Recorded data
━━━━

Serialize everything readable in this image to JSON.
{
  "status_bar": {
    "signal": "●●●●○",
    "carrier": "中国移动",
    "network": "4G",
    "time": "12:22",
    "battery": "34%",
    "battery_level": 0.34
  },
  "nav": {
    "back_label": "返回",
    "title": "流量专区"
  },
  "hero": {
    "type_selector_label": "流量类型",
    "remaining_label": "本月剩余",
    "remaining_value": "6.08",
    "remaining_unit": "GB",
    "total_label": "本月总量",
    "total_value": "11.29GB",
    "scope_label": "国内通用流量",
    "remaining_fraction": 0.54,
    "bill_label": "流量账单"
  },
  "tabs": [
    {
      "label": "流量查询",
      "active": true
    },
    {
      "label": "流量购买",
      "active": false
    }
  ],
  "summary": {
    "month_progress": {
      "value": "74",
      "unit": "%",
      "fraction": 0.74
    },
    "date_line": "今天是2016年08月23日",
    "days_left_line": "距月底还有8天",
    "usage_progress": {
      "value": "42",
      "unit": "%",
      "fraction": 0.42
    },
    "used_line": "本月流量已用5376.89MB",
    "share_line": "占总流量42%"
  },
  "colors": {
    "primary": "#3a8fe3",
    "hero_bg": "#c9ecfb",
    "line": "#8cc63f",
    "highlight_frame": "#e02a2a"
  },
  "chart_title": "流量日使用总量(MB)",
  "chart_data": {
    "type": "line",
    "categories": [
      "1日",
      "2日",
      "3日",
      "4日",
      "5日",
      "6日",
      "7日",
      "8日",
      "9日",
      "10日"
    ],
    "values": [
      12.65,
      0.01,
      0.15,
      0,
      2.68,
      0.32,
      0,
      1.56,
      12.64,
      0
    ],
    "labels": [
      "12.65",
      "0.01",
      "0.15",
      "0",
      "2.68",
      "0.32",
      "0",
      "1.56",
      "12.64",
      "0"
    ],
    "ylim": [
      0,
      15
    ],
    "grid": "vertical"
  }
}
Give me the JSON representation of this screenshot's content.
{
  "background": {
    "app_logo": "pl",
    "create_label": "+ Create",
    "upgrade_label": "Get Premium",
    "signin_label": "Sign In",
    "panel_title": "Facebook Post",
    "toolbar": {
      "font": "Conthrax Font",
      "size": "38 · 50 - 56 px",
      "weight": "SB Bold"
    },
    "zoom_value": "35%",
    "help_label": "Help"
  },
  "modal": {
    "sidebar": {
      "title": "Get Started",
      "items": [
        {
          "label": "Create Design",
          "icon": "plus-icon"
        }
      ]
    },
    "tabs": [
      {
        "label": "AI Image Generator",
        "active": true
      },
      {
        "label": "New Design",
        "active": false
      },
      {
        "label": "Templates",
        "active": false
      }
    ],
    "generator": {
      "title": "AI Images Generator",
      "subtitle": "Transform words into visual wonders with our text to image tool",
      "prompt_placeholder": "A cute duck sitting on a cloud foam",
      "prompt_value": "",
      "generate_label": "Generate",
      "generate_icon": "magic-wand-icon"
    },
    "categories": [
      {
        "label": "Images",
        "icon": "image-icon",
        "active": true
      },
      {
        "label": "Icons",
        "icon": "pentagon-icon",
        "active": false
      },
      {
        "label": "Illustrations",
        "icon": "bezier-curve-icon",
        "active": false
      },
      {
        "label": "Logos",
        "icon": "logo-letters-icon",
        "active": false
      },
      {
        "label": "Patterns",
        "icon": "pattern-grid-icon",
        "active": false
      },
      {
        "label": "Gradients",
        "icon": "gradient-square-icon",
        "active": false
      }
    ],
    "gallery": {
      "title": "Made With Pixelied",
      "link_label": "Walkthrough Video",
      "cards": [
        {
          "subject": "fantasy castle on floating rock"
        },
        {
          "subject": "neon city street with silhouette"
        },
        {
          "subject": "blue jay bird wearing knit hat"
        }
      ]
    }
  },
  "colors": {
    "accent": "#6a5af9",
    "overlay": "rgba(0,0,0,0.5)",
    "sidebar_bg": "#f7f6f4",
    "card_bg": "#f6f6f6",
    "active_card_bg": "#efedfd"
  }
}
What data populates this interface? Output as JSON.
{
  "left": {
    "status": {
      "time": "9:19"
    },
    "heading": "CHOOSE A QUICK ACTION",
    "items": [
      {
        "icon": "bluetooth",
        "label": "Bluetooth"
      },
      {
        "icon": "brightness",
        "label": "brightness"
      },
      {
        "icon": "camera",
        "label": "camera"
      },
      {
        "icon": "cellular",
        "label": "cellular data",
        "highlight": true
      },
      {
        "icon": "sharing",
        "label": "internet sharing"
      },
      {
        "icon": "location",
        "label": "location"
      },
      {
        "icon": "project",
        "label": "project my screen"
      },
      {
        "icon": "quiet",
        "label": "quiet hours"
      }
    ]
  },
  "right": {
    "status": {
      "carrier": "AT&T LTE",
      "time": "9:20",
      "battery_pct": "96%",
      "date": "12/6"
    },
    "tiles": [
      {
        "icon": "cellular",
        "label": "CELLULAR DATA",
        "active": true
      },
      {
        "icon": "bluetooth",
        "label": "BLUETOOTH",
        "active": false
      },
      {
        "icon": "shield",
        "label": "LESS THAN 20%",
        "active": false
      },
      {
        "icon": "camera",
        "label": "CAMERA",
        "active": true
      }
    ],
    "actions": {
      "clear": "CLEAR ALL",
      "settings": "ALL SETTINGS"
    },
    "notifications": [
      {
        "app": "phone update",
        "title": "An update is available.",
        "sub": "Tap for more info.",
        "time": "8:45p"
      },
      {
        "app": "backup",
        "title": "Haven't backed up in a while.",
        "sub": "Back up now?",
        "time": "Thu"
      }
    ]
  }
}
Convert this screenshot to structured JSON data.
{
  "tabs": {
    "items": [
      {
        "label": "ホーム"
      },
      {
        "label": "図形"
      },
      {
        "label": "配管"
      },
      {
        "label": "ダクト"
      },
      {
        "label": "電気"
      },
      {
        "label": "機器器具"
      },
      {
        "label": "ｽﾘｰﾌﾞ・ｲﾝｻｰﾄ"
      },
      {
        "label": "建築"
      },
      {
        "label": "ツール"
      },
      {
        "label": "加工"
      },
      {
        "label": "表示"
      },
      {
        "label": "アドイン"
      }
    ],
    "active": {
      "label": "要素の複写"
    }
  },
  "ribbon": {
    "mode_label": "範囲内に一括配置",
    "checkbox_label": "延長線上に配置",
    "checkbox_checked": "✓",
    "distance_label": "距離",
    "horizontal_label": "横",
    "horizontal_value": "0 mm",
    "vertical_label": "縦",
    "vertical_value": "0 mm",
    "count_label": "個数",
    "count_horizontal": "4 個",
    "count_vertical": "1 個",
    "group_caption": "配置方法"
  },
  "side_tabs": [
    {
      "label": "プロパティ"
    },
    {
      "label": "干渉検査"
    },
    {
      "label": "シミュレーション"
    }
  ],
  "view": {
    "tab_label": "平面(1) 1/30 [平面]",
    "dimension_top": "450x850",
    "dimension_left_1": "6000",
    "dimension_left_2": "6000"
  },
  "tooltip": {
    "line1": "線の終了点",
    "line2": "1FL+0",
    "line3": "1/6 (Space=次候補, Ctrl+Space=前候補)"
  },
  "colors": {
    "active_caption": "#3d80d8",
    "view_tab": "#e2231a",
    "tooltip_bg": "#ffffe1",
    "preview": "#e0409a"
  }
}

━━━━

Quote the material exactly, leaving nothing out.

Serialize everything readable in this image to JSON.
{
  "status_bar": {
    "signal": "●●●●○",
    "carrier": "中国移动",
    "network": "4G",
    "time": "12:22",
    "battery": "34%",
    "battery_level": 0.34
  },
  "nav": {
    "back_label": "返回",
    "title": "流量专区"
  },
  "hero": {
    "type_selector_label": "流量类型",
    "remaining_label": "本月剩余",
    "remaining_value": "6.08",
    "remaining_unit": "GB",
    "total_label": "本月总量",
    "total_value": "11.29GB",
    "scope_label": "国内通用流量",
    "remaining_fraction": 0.54,
    "bill_label": "流量账单"
  },
  "tabs": [
    {
      "label": "流量查询",
      "active": true
    },
    {
      "label": "流量购买",
      "active": false
    }
  ],
  "summary": {
    "month_progress": {
      "value": "74",
      "unit": "%",
      "fraction": 0.74
    },
    "date_line": "今天是2016年08月23日",
    "days_left_line": "距月底还有8天",
    "usage_progress": {
      "value": "42",
      "unit": "%",
      "fraction": 0.42
    },
    "used_line": "本月流量已用5376.89MB",
    "share_line": "占总流量42%"
  },
  "colors": {
    "primary": "#3a8fe3",
    "hero_bg": "#c9ecfb",
    "line": "#8cc63f",
    "highlight_frame": "#e02a2a"
  },
  "chart_title": "流量日使用总量(MB)",
  "chart_data": {
    "type": "line",
    "categories": [
      "1日",
      "2日",
      "3日",
      "4日",
      "5日",
      "6日",
      "7日",
      "8日",
      "9日",
      "10日"
    ],
    "values": [
      12.65,
      0.01,
      0.15,
      0,
      2.68,
      0.32,
      0,
      1.56,
      12.64,
      0
    ],
    "labels": [
      "12.65",
      "0.01",
      "0.15",
      "0",
      "2.68",
      "0.32",
      "0",
      "1.56",
      "12.64",
      "0"
    ],
    "ylim": [
      0,
      15
    ],
    "grid": "vertical"
  }
}
Give me the JSON representation of this screenshot's content.
{
  "background": {
    "app_logo": "pl",
    "create_label": "+ Create",
    "upgrade_label": "Get Premium",
    "signin_label": "Sign In",
    "panel_title": "Facebook Post",
    "toolbar": {
      "font": "Conthrax Font",
      "size": "38 · 50 - 56 px",
      "weight": "SB Bold"
    },
    "zoom_value": "35%",
    "help_label": "Help"
  },
  "modal": {
    "sidebar": {
      "title": "Get Started",
      "items": [
        {
          "label": "Create Design",
          "icon": "plus-icon"
        }
      ]
    },
    "tabs": [
      {
        "label": "AI Image Generator",
        "active": true
      },
      {
        "label": "New Design",
        "active": false
      },
      {
        "label": "Templates",
        "active": false
      }
    ],
    "generator": {
      "title": "AI Images Generator",
      "subtitle": "Transform words into visual wonders with our text to image tool",
      "prompt_placeholder": "A cute duck sitting on a cloud foam",
      "prompt_value": "",
      "generate_label": "Generate",
      "generate_icon": "magic-wand-icon"
    },
    "categories": [
      {
        "label": "Images",
        "icon": "image-icon",
        "active": true
      },
      {
        "label": "Icons",
        "icon": "pentagon-icon",
        "active": false
      },
      {
        "label": "Illustrations",
        "icon": "bezier-curve-icon",
        "active": false
      },
      {
        "label": "Logos",
        "icon": "logo-letters-icon",
        "active": false
      },
      {
        "label": "Patterns",
        "icon": "pattern-grid-icon",
        "active": false
      },
      {
        "label": "Gradients",
        "icon": "gradient-square-icon",
        "active": false
      }
    ],
    "gallery": {
      "title": "Made With Pixelied",
      "link_label": "Walkthrough Video",
      "cards": [
        {
          "subject": "fantasy castle on floating rock"
        },
        {
          "subject": "neon city street with silhouette"
        },
        {
          "subject": "blue jay bird wearing knit hat"
        }
      ]
    }
  },
  "colors": {
    "accent": "#6a5af9",
    "overlay": "rgba(0,0,0,0.5)",
    "sidebar_bg": "#f7f6f4",
    "card_bg": "#f6f6f6",
    "active_card_bg": "#efedfd"
  }
}
What data populates this interface? Output as JSON.
{
  "left": {
    "status": {
      "time": "9:19"
    },
    "heading": "CHOOSE A QUICK ACTION",
    "items": [
      {
        "icon": "bluetooth",
        "label": "Bluetooth"
      },
      {
        "icon": "brightness",
        "label": "brightness"
      },
      {
        "icon": "camera",
        "label": "camera"
      },
      {
        "icon": "cellular",
        "label": "cellular data",
        "highlight": true
      },
      {
        "icon": "sharing",
        "label": "internet sharing"
      },
      {
        "icon": "location",
        "label": "location"
      },
      {
        "icon": "project",
        "label": "project my screen"
      },
      {
        "icon": "quiet",
        "label": "quiet hours"
      }
    ]
  },
  "right": {
    "status": {
      "carrier": "AT&T LTE",
      "time": "9:20",
      "battery_pct": "96%",
      "date": "12/6"
    },
    "tiles": [
      {
        "icon": "cellular",
        "label": "CELLULAR DATA",
        "active": true
      },
      {
        "icon": "bluetooth",
        "label": "BLUETOOTH",
        "active": false
      },
      {
        "icon": "shield",
        "label": "LESS THAN 20%",
        "active": false
      },
      {
        "icon": "camera",
        "label": "CAMERA",
        "active": true
      }
    ],
    "actions": {
      "clear": "CLEAR ALL",
      "settings": "ALL SETTINGS"
    },
    "notifications": [
      {
        "app": "phone update",
        "title": "An update is available.",
        "sub": "Tap for more info.",
        "time": "8:45p"
      },
      {
        "app": "backup",
        "title": "Haven't backed up in a while.",
        "sub": "Back up now?",
        "time": "Thu"
      }
    ]
  }
}
Convert this screenshot to structured JSON data.
{
  "tabs": {
    "items": [
      {
        "label": "ホーム"
      },
      {
        "label": "図形"
      },
      {
        "label": "配管"
      },
      {
        "label": "ダクト"
      },
      {
        "label": "電気"
      },
      {
        "label": "機器器具"
      },
      {
        "label": "ｽﾘｰﾌﾞ・ｲﾝｻｰﾄ"
      },
      {
        "label": "建築"
      },
      {
        "label": "ツール"
      },
      {
        "label": "加工"
      },
      {
        "label": "表示"
      },
      {
        "label": "アドイン"
      }
    ],
    "active": {
      "label": "要素の複写"
    }
  },
  "ribbon": {
    "mode_label": "範囲内に一括配置",
    "checkbox_label": "延長線上に配置",
    "checkbox_checked": "✓",
    "distance_label": "距離",
    "horizontal_label": "横",
    "horizontal_value": "0 mm",
    "vertical_label": "縦",
    "vertical_value": "0 mm",
    "count_label": "個数",
    "count_horizontal": "4 個",
    "count_vertical": "1 個",
    "group_caption": "配置方法"
  },
  "side_tabs": [
    {
      "label": "プロパティ"
    },
    {
      "label": "干渉検査"
    },
    {
      "label": "シミュレーション"
    }
  ],
  "view": {
    "tab_label": "平面(1) 1/30 [平面]",
    "dimension_top": "450x850",
    "dimension_left_1": "6000",
    "dimension_left_2": "6000"
  },
  "tooltip": {
    "line1": "線の終了点",
    "line2": "1FL+0",
    "line3": "1/6 (Space=次候補, Ctrl+Space=前候補)"
  },
  "colors": {
    "active_caption": "#3d80d8",
    "view_tab": "#e2231a",
    "tooltip_bg": "#ffffe1",
    "preview": "#e0409a"
  }
}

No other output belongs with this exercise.